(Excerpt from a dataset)
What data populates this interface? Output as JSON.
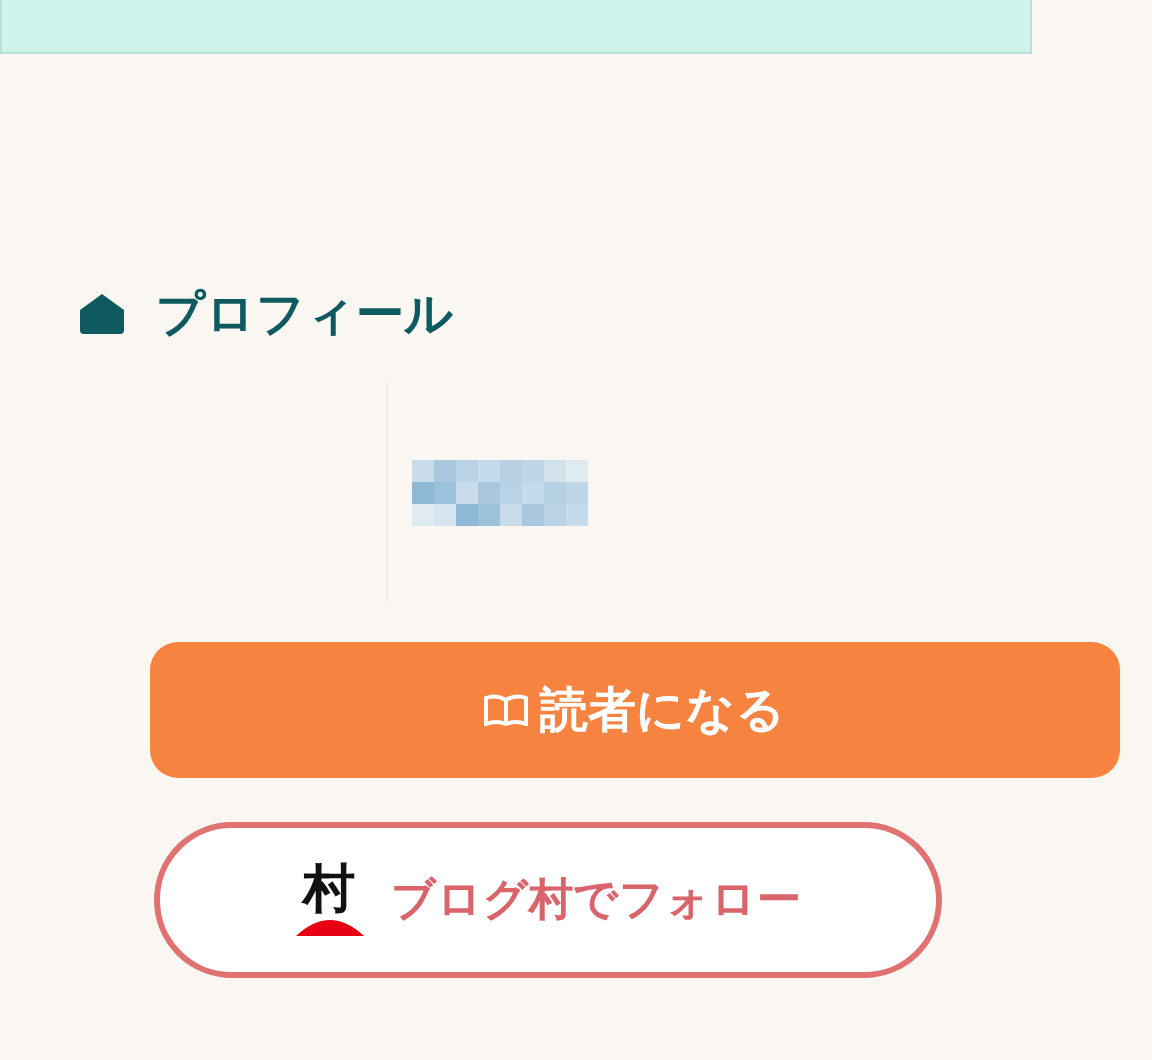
{
  "profile": {
    "title": "プロフィール"
  },
  "buttons": [
    {
      "kind": "reader",
      "label": "読者になる"
    },
    {
      "kind": "blogmura",
      "logo_text": "村",
      "label": "ブログ村でフォロー"
    }
  ]
}
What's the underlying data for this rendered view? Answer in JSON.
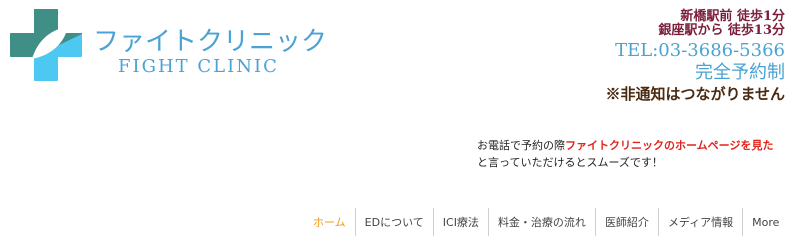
{
  "logo": {
    "name_jp": "ファイトクリニック",
    "name_en": "FIGHT CLINIC",
    "colors": {
      "dark_teal": "#3f8f87",
      "light_blue": "#4cc8f2",
      "text": "#4aa3d4"
    }
  },
  "info": {
    "access_shinbashi": "新橋駅前 徒歩1分",
    "access_ginza": "銀座駅から 徒歩13分",
    "tel": "TEL:03-3686-5366",
    "reservation": "完全予約制",
    "notice": "※非通知はつながりません"
  },
  "callout": {
    "prefix": "お電話で予約の際",
    "highlight": "ファイトクリニックのホームページを見た",
    "suffix": "と言っていただけるとスムーズです！"
  },
  "nav": {
    "items": [
      "ホーム",
      "EDについて",
      "ICI療法",
      "料金・治療の流れ",
      "医師紹介",
      "メディア情報",
      "More"
    ],
    "active_color": "#f29a1a"
  }
}
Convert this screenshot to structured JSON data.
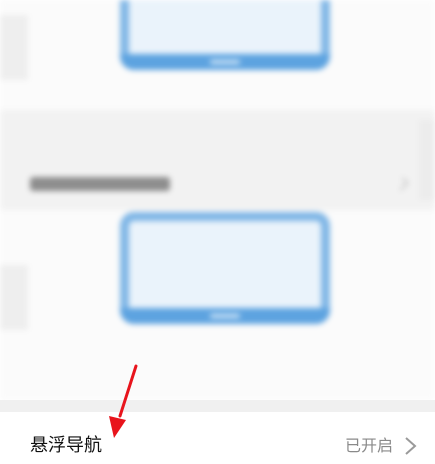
{
  "setting_row": {
    "label": "悬浮导航",
    "status": "已开启",
    "chevron_icon": "chevron-right-icon"
  },
  "annotation": {
    "icon": "red-arrow-icon",
    "color": "#e8141c"
  },
  "colors": {
    "phone_illustration": "#7fb6e6",
    "status_text": "#8a8a8a",
    "label_text": "#111111"
  }
}
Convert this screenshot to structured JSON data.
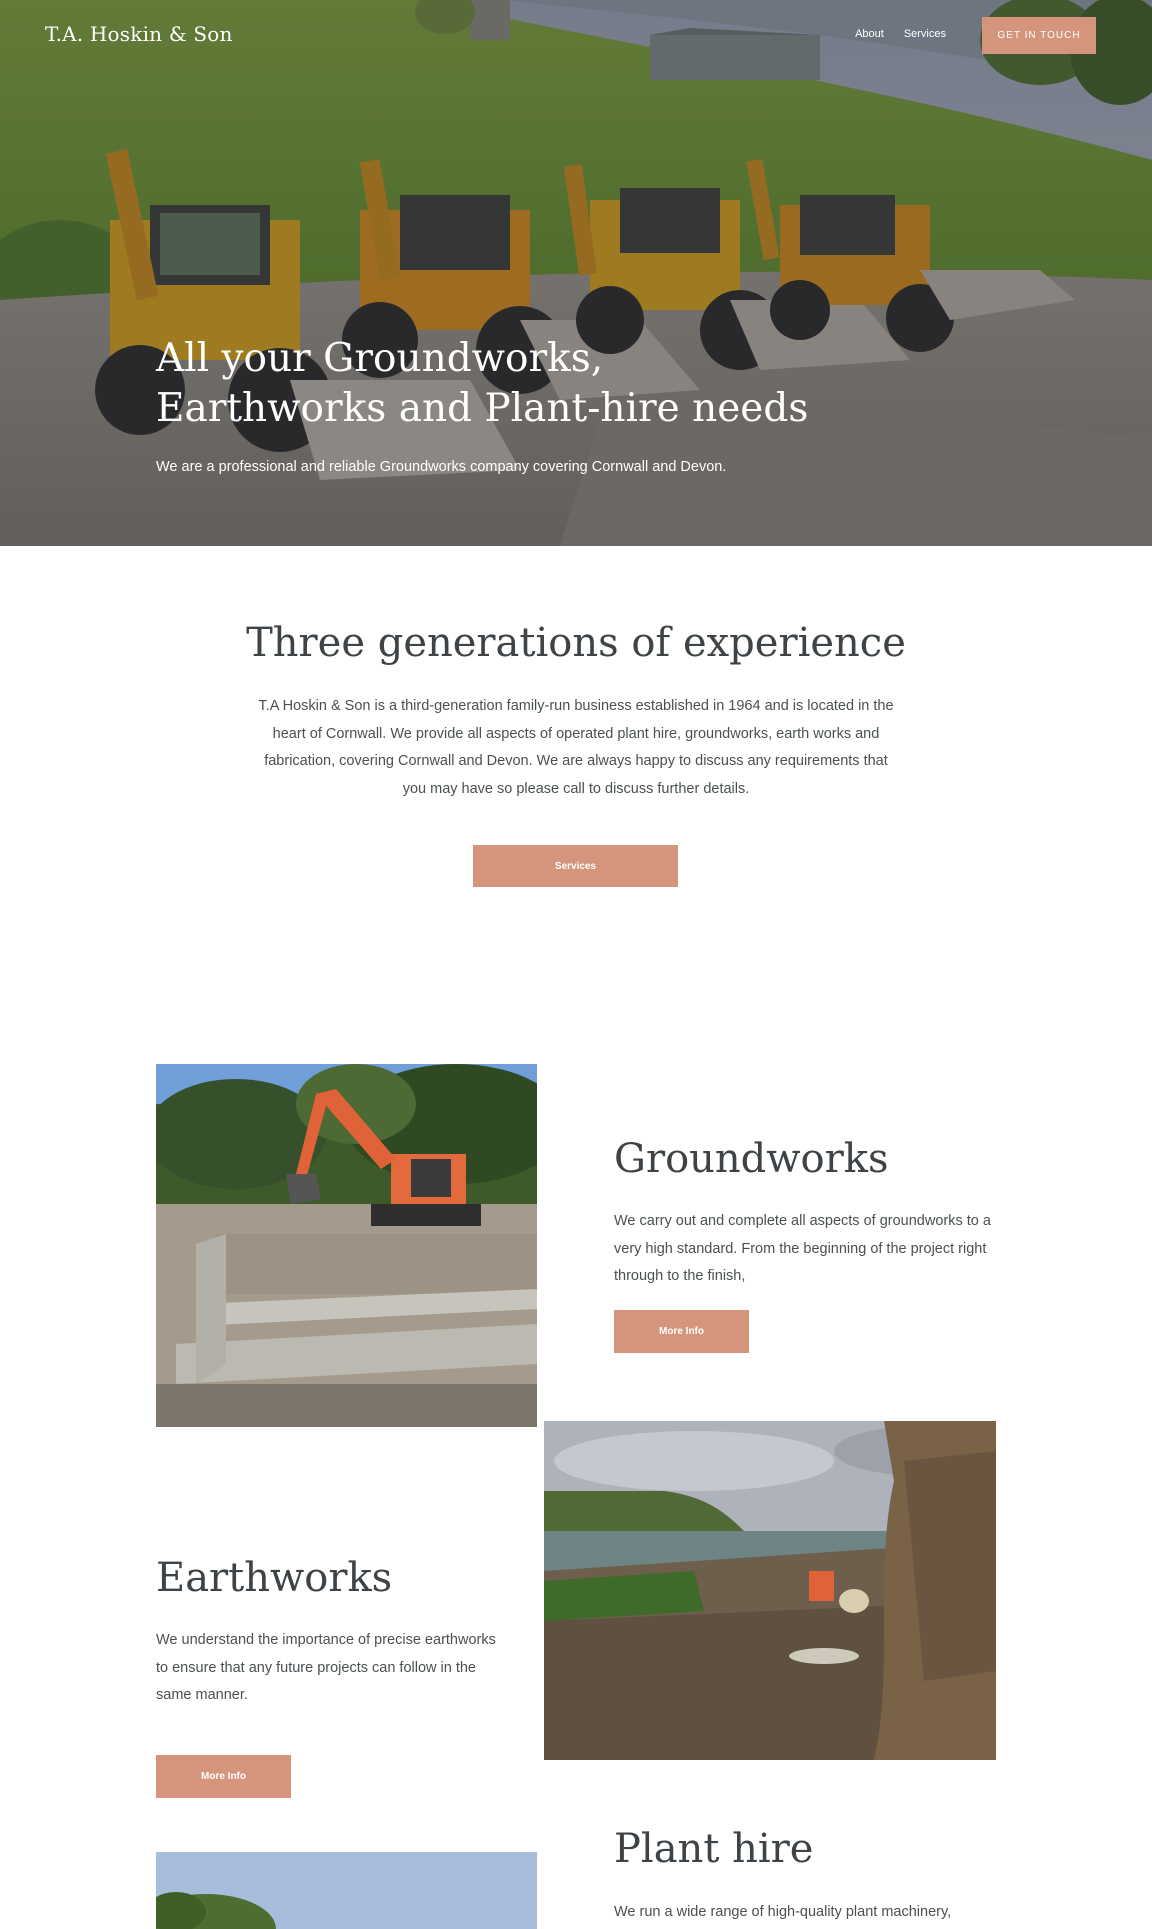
{
  "header": {
    "brand": "T.A. Hoskin & Son",
    "nav": [
      "About",
      "Services"
    ],
    "cta_label": "GET IN TOUCH"
  },
  "hero": {
    "title": "All your Groundworks, Earthworks and Plant-hire needs",
    "subtitle": "We are a professional and reliable Groundworks company covering Cornwall and Devon."
  },
  "intro": {
    "title": "Three generations of experience",
    "text": "T.A Hoskin & Son is a third-generation family-run business established in 1964 and is located in the heart of Cornwall. We provide all aspects of operated plant hire, groundworks, earth works and fabrication, covering Cornwall and Devon. We are always happy to discuss any requirements that you may have so please call to discuss further details.",
    "button_label": "Services"
  },
  "services": {
    "groundworks": {
      "title": "Groundworks",
      "text": "We carry out and complete all aspects of groundworks to a very high standard. From the beginning of the project right through to the finish,",
      "button_label": "More Info"
    },
    "earthworks": {
      "title": "Earthworks",
      "text": "We understand the importance of precise earthworks to ensure that any future projects can follow in the same manner.",
      "button_label": "More Info"
    },
    "plant_hire": {
      "title": "Plant hire",
      "text": "We run a wide range of high-quality plant machinery,"
    }
  },
  "colors": {
    "accent": "#d4957c",
    "text": "#3d4346",
    "background": "#ffffff"
  }
}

THE TASK: Pictures are to be left out; the records above must be repeated word for word.

RESPONSE FOR THIS EXERCISE:
What data populates this interface? Output as JSON.
{
  "profile": {
    "title": "プロフィール"
  },
  "buttons": [
    {
      "kind": "reader",
      "label": "読者になる"
    },
    {
      "kind": "blogmura",
      "logo_text": "村",
      "label": "ブログ村でフォロー"
    }
  ]
}
What's the underlying data for this rendered view? Answer in JSON.
{
  "logo": {
    "name_jp": "ファイトクリニック",
    "name_en": "FIGHT CLINIC",
    "colors": {
      "dark_teal": "#3f8f87",
      "light_blue": "#4cc8f2",
      "text": "#4aa3d4"
    }
  },
  "info": {
    "access_shinbashi": "新橋駅前 徒歩1分",
    "access_ginza": "銀座駅から 徒歩13分",
    "tel": "TEL:03-3686-5366",
    "reservation": "完全予約制",
    "notice": "※非通知はつながりません"
  },
  "callout": {
    "prefix": "お電話で予約の際",
    "highlight": "ファイトクリニックのホームページを見た",
    "suffix": "と言っていただけるとスムーズです！"
  },
  "nav": {
    "items": [
      "ホーム",
      "EDについて",
      "ICI療法",
      "料金・治療の流れ",
      "医師紹介",
      "メディア情報",
      "More"
    ],
    "active_color": "#f29a1a"
  }
}
Convert this screenshot to structured JSON data.
{
  "setting_row": {
    "label": "悬浮导航",
    "status": "已开启",
    "chevron_icon": "chevron-right-icon"
  },
  "annotation": {
    "icon": "red-arrow-icon",
    "color": "#e8141c"
  },
  "colors": {
    "phone_illustration": "#7fb6e6",
    "status_text": "#8a8a8a",
    "label_text": "#111111"
  }
}
Convert this screenshot to structured JSON data.
{
  "header": {
    "brand": "T.A. Hoskin & Son",
    "nav": [
      "About",
      "Services"
    ],
    "cta_label": "GET IN TOUCH"
  },
  "hero": {
    "title": "All your Groundworks, Earthworks and Plant-hire needs",
    "subtitle": "We are a professional and reliable Groundworks company covering Cornwall and Devon."
  },
  "intro": {
    "title": "Three generations of experience",
    "text": "T.A Hoskin & Son is a third-generation family-run business established in 1964 and is located in the heart of Cornwall. We provide all aspects of operated plant hire, groundworks, earth works and fabrication, covering Cornwall and Devon. We are always happy to discuss any requirements that you may have so please call to discuss further details.",
    "button_label": "Services"
  },
  "services": {
    "groundworks": {
      "title": "Groundworks",
      "text": "We carry out and complete all aspects of groundworks to a very high standard. From the beginning of the project right through to the finish,",
      "button_label": "More Info"
    },
    "earthworks": {
      "title": "Earthworks",
      "text": "We understand the importance of precise earthworks to ensure that any future projects can follow in the same manner.",
      "button_label": "More Info"
    },
    "plant_hire": {
      "title": "Plant hire",
      "text": "We run a wide range of high-quality plant machinery,"
    }
  },
  "colors": {
    "accent": "#d4957c",
    "text": "#3d4346",
    "background": "#ffffff"
  }
}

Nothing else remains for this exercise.